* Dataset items
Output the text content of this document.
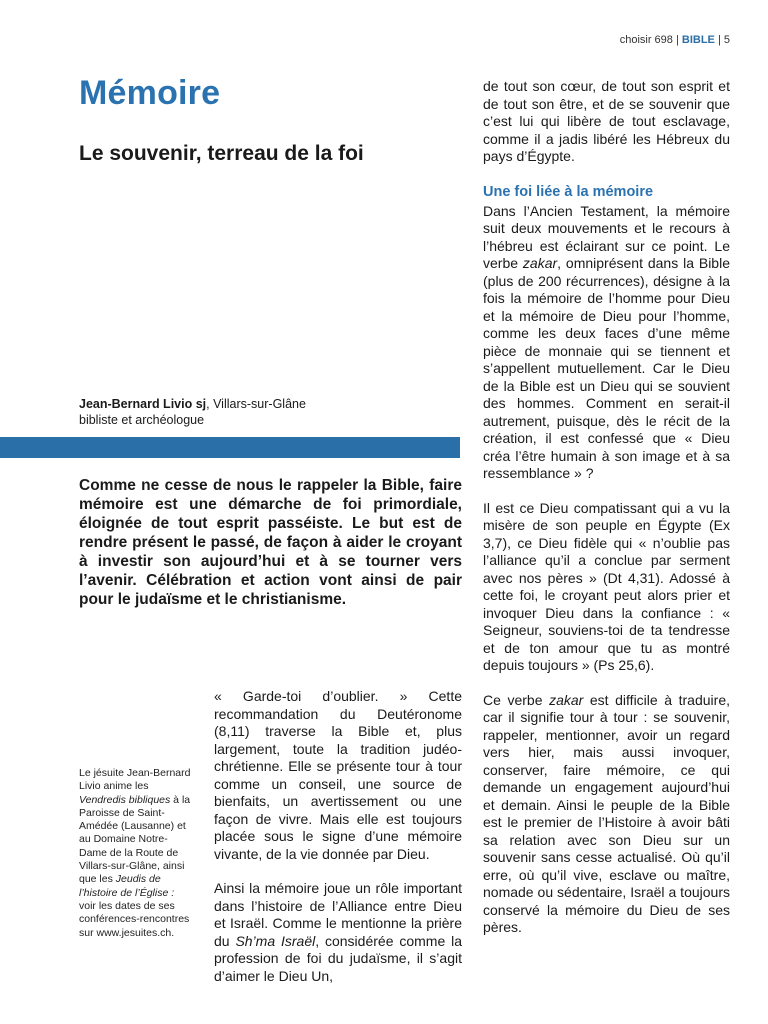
choisir 698 | BIBLE | 5
Mémoire
Le souvenir, terreau de la foi
Jean-Bernard Livio sj, Villars-sur-Glâne
bibliste et archéologue

Comme ne cesse de nous le rappeler la Bible, faire mémoire est une démarche de foi primordiale, éloignée de tout esprit passéiste. Le but est de rendre présent le passé, de façon à aider le croyant à investir son aujourd’hui et à se tourner vers l’avenir. Célébration et action vont ainsi de pair pour le judaïsme et le christianisme.

Le jésuite Jean-Bernard Livio anime les Vendredis bibliques à la Paroisse de Saint-Amédée (Lausanne) et au Domaine Notre-Dame de la Route de Villars-sur-Glâne, ainsi que les Jeudis de l’histoire de l’Église : voir les dates de ses conférences-rencontres sur www.jesuites.ch.

« Garde-toi d’oublier. » Cette recommandation du Deutéronome (8,11) traverse la Bible et, plus largement, toute la tradition judéo-chrétienne. Elle se présente tour à tour comme un conseil, une source de bienfaits, un avertissement ou une façon de vivre. Mais elle est toujours placée sous le signe d’une mémoire vivante, de la vie donnée par Dieu.

Ainsi la mémoire joue un rôle important dans l’histoire de l’Alliance entre Dieu et Israël. Comme le mentionne la prière du Sh’ma Israël, considérée comme la profession de foi du judaïsme, il s’agit d’aimer le Dieu Un,

de tout son cœur, de tout son esprit et de tout son être, et de se souvenir que c’est lui qui libère de tout esclavage, comme il a jadis libéré les Hébreux du pays d’Égypte.

Une foi liée à la mémoire

Dans l’Ancien Testament, la mémoire suit deux mouvements et le recours à l’hébreu est éclairant sur ce point. Le verbe zakar, omniprésent dans la Bible (plus de 200 récurrences), désigne à la fois la mémoire de l’homme pour Dieu et la mémoire de Dieu pour l’homme, comme les deux faces d’une même pièce de monnaie qui se tiennent et s’appellent mutuellement. Car le Dieu de la Bible est un Dieu qui se souvient des hommes. Comment en serait-il autrement, puisque, dès le récit de la création, il est confessé que « Dieu créa l’être humain à son image et à sa ressemblance » ?

Il est ce Dieu compatissant qui a vu la misère de son peuple en Égypte (Ex 3,7), ce Dieu fidèle qui « n’oublie pas l’alliance qu’il a conclue par serment avec nos pères » (Dt 4,31). Adossé à cette foi, le croyant peut alors prier et invoquer Dieu dans la confiance : « Seigneur, souviens-toi de ta tendresse et de ton amour que tu as montré depuis toujours » (Ps 25,6).

Ce verbe zakar est difficile à traduire, car il signifie tour à tour : se souvenir, rappeler, mentionner, avoir un regard vers hier, mais aussi invoquer, conserver, faire mémoire, ce qui demande un engagement aujourd’hui et demain. Ainsi le peuple de la Bible est le premier de l’Histoire à avoir bâti sa relation avec son Dieu sur un souvenir sans cesse actualisé. Où qu’il erre, où qu’il vive, esclave ou maître, nomade ou sédentaire, Israël a toujours conservé la mémoire du Dieu de ses pères.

* Task to carry out
Nothing but the pictures may be dropped; output the records above exactly.

* Solution to the exercise
Output the text content of this document.
choisir 698 | BIBLE | 5
Mémoire
Le souvenir, terreau de la foi
Jean-Bernard Livio sj, Villars-sur-Glâne
bibliste et archéologue

Comme ne cesse de nous le rappeler la Bible, faire mémoire est une démarche de foi primordiale, éloignée de tout esprit passéiste. Le but est de rendre présent le passé, de façon à aider le croyant à investir son aujourd’hui et à se tourner vers l’avenir. Célébration et action vont ainsi de pair pour le judaïsme et le christianisme.

Le jésuite Jean-Bernard Livio anime les Vendredis bibliques à la Paroisse de Saint-Amédée (Lausanne) et au Domaine Notre-Dame de la Route de Villars-sur-Glâne, ainsi que les Jeudis de l’histoire de l’Église : voir les dates de ses conférences-rencontres sur www.jesuites.ch.

« Garde-toi d’oublier. » Cette recommandation du Deutéronome (8,11) traverse la Bible et, plus largement, toute la tradition judéo-chrétienne. Elle se présente tour à tour comme un conseil, une source de bienfaits, un avertissement ou une façon de vivre. Mais elle est toujours placée sous le signe d’une mémoire vivante, de la vie donnée par Dieu.

Ainsi la mémoire joue un rôle important dans l’histoire de l’Alliance entre Dieu et Israël. Comme le mentionne la prière du Sh’ma Israël, considérée comme la profession de foi du judaïsme, il s’agit d’aimer le Dieu Un,

de tout son cœur, de tout son esprit et de tout son être, et de se souvenir que c’est lui qui libère de tout esclavage, comme il a jadis libéré les Hébreux du pays d’Égypte.

Une foi liée à la mémoire

Dans l’Ancien Testament, la mémoire suit deux mouvements et le recours à l’hébreu est éclairant sur ce point. Le verbe zakar, omniprésent dans la Bible (plus de 200 récurrences), désigne à la fois la mémoire de l’homme pour Dieu et la mémoire de Dieu pour l’homme, comme les deux faces d’une même pièce de monnaie qui se tiennent et s’appellent mutuellement. Car le Dieu de la Bible est un Dieu qui se souvient des hommes. Comment en serait-il autrement, puisque, dès le récit de la création, il est confessé que « Dieu créa l’être humain à son image et à sa ressemblance » ?

Il est ce Dieu compatissant qui a vu la misère de son peuple en Égypte (Ex 3,7), ce Dieu fidèle qui « n’oublie pas l’alliance qu’il a conclue par serment avec nos pères » (Dt 4,31). Adossé à cette foi, le croyant peut alors prier et invoquer Dieu dans la confiance : « Seigneur, souviens-toi de ta tendresse et de ton amour que tu as montré depuis toujours » (Ps 25,6).

Ce verbe zakar est difficile à traduire, car il signifie tour à tour : se souvenir, rappeler, mentionner, avoir un regard vers hier, mais aussi invoquer, conserver, faire mémoire, ce qui demande un engagement aujourd’hui et demain. Ainsi le peuple de la Bible est le premier de l’Histoire à avoir bâti sa relation avec son Dieu sur un souvenir sans cesse actualisé. Où qu’il erre, où qu’il vive, esclave ou maître, nomade ou sédentaire, Israël a toujours conservé la mémoire du Dieu de ses pères.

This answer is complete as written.